=== WHAT YOU HAVE TO DO ===
Locate every line below that contains the word "山河壮丽" and copy it.

=== DATA TO USE ===
========================================

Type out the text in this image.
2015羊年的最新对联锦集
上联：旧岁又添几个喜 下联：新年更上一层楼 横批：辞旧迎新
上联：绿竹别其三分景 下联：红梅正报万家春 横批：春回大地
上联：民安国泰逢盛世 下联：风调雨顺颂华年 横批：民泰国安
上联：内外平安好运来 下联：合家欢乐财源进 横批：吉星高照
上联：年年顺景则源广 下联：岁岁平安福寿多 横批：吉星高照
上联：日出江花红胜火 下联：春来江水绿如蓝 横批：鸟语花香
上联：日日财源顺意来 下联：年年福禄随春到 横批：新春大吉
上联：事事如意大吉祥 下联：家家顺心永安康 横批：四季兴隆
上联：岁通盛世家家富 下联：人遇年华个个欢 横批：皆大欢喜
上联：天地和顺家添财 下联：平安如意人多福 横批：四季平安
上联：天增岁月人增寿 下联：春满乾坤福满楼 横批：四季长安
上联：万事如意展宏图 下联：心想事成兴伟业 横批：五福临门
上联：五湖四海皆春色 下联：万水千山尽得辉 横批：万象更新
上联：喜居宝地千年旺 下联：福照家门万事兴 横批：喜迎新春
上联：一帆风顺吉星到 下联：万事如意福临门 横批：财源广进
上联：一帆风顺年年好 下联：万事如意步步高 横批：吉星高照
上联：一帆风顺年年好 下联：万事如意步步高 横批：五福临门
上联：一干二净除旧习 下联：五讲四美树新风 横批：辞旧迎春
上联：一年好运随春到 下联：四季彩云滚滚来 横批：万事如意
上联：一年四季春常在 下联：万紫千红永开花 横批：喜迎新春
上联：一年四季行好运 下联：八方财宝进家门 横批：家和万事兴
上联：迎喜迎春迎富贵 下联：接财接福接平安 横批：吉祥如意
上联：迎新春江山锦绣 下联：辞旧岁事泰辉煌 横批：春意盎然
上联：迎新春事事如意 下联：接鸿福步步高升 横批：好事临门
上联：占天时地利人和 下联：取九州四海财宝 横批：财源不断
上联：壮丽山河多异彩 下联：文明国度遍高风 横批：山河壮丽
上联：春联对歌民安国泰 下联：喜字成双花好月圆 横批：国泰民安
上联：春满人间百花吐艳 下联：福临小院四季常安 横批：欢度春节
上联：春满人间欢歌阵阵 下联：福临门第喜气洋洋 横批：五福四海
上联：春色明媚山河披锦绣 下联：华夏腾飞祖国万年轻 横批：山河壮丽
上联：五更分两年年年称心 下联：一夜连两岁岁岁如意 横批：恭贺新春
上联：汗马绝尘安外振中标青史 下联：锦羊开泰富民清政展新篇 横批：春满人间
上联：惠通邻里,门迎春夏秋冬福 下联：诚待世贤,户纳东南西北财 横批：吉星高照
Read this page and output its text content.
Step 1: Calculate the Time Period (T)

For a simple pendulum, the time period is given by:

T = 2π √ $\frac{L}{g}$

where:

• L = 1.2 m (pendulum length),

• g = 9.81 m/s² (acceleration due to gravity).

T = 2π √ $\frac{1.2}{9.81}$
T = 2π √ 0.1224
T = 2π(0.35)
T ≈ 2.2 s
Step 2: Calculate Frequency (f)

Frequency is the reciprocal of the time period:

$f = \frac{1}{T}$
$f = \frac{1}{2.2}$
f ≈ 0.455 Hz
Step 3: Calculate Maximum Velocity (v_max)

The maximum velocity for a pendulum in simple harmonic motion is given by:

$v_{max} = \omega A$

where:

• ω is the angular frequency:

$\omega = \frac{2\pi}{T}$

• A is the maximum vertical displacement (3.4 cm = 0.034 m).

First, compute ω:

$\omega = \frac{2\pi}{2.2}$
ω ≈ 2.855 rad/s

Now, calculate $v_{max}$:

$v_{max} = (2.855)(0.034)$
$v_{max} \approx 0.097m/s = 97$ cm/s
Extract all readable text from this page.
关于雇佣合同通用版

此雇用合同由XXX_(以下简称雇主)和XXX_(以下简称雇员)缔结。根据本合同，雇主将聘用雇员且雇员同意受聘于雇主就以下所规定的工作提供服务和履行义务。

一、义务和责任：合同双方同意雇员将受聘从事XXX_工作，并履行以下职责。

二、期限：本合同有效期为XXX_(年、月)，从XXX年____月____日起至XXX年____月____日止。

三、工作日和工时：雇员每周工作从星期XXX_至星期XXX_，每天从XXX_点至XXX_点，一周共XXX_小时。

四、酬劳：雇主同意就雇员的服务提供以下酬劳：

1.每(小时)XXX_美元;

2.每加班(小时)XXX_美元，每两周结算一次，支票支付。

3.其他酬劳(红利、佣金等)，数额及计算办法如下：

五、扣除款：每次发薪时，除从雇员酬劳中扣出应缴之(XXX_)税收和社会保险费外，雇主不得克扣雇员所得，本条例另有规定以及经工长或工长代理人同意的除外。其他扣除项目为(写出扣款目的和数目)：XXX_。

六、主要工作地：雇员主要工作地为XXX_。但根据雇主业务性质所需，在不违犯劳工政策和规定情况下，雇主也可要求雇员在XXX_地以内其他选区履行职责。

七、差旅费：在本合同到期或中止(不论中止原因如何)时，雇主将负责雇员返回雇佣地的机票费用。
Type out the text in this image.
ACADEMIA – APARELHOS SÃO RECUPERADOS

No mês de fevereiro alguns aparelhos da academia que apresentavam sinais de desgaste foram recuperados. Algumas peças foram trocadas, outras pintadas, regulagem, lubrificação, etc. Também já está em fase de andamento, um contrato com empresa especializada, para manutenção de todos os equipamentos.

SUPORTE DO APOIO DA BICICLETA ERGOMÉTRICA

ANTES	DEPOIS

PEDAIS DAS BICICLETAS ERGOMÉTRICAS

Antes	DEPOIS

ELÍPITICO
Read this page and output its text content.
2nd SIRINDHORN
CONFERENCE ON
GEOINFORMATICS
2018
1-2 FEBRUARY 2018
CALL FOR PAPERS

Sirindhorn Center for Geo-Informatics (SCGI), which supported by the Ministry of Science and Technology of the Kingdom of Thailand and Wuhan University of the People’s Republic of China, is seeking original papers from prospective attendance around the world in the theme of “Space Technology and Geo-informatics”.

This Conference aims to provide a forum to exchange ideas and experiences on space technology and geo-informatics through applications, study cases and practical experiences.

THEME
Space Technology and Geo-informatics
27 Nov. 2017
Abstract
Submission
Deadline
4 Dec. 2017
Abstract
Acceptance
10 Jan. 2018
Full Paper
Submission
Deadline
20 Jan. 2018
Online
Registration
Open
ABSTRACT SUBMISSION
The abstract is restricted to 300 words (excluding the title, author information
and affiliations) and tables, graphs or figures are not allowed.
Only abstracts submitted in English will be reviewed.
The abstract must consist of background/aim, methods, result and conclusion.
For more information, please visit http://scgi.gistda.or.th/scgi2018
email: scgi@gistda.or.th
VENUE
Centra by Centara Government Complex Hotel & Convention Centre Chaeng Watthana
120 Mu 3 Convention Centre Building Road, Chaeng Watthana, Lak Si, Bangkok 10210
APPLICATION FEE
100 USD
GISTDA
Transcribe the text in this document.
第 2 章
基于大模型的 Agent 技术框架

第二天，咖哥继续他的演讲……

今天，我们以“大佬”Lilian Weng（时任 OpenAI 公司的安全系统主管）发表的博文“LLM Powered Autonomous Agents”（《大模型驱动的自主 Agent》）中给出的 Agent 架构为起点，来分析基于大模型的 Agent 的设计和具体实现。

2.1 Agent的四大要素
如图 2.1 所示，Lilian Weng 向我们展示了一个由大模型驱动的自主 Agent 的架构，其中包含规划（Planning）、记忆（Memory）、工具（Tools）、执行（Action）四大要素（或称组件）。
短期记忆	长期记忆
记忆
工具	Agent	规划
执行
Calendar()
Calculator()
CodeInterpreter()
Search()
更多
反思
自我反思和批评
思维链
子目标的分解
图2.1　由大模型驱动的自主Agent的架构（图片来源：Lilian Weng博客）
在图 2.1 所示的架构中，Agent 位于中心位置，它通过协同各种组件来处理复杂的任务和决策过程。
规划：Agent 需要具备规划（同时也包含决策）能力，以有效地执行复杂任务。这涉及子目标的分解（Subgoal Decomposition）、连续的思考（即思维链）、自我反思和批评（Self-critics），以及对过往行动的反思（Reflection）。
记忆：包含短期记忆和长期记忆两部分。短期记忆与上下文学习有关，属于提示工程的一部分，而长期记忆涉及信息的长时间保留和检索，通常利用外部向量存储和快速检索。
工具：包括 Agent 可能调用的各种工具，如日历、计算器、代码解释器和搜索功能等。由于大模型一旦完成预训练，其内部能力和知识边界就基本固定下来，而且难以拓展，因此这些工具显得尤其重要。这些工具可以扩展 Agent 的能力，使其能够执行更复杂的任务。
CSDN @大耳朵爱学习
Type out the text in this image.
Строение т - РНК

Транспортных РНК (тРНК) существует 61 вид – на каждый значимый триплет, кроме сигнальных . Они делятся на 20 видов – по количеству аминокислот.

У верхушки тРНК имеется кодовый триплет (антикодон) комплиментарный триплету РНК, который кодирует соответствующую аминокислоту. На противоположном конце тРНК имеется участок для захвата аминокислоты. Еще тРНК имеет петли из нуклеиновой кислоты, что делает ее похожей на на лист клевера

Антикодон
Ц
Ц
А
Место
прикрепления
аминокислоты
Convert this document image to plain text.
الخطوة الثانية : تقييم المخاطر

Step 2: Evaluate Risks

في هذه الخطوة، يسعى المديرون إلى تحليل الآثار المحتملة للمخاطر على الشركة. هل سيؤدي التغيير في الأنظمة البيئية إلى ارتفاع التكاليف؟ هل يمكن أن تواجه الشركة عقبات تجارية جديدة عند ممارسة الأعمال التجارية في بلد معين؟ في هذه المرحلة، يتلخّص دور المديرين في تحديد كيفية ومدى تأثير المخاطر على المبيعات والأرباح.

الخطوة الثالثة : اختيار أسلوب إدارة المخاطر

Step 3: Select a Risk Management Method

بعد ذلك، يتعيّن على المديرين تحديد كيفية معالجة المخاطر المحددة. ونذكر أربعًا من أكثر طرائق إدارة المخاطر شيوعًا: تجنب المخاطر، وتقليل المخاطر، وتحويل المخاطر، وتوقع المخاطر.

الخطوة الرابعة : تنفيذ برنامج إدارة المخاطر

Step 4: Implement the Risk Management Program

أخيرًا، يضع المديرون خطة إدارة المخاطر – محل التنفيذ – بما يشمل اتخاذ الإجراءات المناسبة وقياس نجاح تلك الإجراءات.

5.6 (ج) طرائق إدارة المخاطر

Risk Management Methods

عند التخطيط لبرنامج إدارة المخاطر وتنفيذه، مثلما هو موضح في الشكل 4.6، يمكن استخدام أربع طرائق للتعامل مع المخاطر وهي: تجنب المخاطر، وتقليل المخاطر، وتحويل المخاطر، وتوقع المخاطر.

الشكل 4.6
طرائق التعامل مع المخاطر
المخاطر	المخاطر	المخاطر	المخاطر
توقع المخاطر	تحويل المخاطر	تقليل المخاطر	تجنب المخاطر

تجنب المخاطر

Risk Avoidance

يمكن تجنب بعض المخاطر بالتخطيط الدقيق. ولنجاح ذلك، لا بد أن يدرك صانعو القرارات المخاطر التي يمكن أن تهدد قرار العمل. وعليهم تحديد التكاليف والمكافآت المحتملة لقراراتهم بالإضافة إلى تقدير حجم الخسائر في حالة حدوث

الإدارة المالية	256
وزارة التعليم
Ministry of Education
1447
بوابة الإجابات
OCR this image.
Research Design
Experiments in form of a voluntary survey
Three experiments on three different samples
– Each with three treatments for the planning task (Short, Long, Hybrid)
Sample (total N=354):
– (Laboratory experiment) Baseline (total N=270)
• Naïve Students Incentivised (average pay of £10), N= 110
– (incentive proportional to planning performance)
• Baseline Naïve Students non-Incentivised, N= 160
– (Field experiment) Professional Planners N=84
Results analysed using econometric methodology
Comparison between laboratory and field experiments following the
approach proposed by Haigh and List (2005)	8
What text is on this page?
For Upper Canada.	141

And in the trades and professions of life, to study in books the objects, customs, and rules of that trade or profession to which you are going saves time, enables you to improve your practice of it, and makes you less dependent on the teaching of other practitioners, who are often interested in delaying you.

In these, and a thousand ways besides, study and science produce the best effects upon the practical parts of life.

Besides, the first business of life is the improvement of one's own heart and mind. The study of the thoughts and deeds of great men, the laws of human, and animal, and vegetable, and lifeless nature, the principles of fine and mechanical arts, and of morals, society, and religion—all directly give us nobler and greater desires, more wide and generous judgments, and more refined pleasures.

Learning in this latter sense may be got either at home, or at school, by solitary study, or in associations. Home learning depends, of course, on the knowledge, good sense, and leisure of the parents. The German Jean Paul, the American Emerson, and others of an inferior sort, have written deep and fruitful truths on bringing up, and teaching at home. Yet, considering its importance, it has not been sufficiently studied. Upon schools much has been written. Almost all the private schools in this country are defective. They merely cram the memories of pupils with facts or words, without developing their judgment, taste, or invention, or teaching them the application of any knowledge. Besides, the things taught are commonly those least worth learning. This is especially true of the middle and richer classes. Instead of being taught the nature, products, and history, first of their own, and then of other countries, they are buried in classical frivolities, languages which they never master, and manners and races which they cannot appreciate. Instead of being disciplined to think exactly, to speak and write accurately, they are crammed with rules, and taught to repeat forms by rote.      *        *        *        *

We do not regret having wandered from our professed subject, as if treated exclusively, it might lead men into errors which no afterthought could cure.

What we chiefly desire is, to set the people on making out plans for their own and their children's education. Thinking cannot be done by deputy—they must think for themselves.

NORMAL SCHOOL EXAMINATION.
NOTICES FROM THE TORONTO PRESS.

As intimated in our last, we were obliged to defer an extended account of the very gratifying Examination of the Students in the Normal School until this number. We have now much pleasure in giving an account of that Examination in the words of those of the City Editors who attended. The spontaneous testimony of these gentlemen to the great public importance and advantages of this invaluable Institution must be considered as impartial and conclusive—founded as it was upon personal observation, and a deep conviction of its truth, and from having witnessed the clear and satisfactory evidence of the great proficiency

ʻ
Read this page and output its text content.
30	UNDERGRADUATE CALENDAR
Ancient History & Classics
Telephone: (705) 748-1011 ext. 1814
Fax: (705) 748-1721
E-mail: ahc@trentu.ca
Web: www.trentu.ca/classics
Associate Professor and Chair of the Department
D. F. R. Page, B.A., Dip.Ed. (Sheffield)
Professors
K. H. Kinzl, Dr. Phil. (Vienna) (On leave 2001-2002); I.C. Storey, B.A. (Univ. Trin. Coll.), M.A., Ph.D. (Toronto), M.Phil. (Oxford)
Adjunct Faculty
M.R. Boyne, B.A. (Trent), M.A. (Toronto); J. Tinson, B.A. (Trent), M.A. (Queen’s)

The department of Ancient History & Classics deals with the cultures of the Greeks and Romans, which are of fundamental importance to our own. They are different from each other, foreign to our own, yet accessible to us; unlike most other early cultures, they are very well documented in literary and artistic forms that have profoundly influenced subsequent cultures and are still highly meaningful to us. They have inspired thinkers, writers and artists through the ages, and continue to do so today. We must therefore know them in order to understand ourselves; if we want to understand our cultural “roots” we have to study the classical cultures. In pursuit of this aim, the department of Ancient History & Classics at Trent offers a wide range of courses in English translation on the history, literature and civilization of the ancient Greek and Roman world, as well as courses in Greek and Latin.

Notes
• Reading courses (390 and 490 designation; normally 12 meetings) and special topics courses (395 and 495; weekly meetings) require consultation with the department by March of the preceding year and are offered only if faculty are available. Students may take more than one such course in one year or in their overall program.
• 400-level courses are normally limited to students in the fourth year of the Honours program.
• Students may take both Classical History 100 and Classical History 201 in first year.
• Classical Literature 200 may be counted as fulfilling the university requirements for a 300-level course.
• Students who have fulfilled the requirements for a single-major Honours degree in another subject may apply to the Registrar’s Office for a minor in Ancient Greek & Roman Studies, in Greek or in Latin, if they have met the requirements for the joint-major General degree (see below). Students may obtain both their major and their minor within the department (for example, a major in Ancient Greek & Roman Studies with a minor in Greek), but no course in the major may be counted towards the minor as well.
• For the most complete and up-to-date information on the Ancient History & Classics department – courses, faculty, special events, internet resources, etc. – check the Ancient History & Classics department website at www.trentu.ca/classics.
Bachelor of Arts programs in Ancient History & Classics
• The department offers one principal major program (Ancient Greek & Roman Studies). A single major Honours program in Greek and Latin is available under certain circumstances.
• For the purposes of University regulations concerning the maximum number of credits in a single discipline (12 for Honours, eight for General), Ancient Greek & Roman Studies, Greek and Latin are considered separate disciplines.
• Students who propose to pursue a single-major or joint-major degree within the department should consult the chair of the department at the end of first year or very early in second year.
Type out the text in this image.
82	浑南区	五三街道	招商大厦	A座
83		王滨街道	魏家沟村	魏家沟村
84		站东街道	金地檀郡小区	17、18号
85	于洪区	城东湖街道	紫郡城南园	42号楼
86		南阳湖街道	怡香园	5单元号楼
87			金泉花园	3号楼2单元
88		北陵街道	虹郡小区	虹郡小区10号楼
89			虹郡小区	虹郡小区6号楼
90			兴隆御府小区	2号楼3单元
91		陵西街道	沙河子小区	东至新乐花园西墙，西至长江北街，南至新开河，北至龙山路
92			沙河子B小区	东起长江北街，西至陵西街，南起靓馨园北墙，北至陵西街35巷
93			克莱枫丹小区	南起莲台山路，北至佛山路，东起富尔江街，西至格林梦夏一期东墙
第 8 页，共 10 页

========================================

=== OUTPUT OF THE EXERCISE ===
上联：壮丽山河多异彩 下联：文明国度遍高风 横批：山河壮丽
上联：春色明媚山河披锦绣 下联：华夏腾飞祖国万年轻 横批：山河壮丽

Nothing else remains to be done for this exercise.